> [TASK PROMPT] Go through the entries one line at a time, and gather every line that has the word "View".

> [A run of records]
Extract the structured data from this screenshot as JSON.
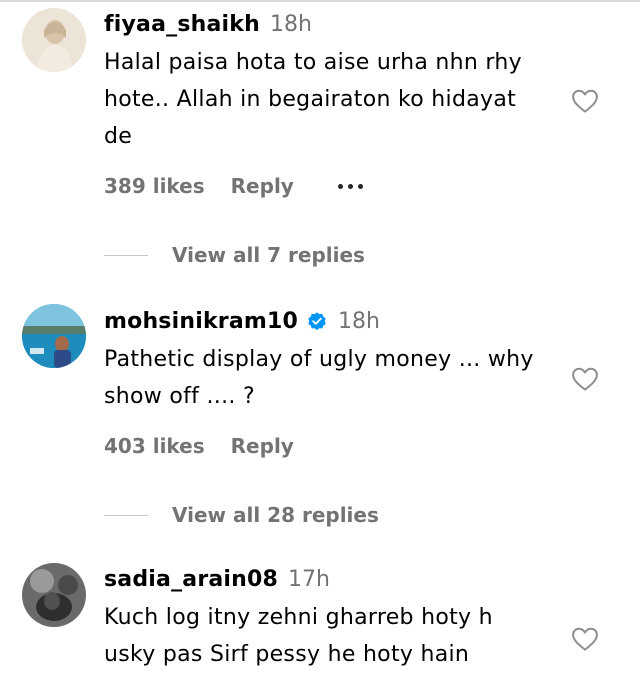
{
  "comments": [
    {
      "username": "fiyaa_shaikh",
      "verified": false,
      "time": "18h",
      "text": "Halal paisa hota to aise urha nhn rhy hote.. Allah in begairaton ko hidayat de",
      "likes": "389 likes",
      "reply": "Reply",
      "view_replies": "View all 7 replies"
    },
    {
      "username": "mohsinikram10",
      "verified": true,
      "time": "18h",
      "text": "Pathetic display of ugly money ... why show off .... ?",
      "likes": "403 likes",
      "reply": "Reply",
      "view_replies": "View all 28 replies"
    },
    {
      "username": "sadia_arain08",
      "verified": false,
      "time": "17h",
      "text": "Kuch log itny zehni gharreb hoty h usky pas Sirf pessy he hoty hain"
    }
  ],
  "icons": {
    "like": "heart-outline-icon",
    "verified": "verified-badge-icon",
    "more": "more-options-icon"
  },
  "colors": {
    "text_primary": "#000000",
    "text_secondary": "#737373",
    "verified_blue": "#0095f6"
  }
}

> [TASK SOLUTION]
      "view_replies": "View all 7 replies"
      "view_replies": "View all 28 replies"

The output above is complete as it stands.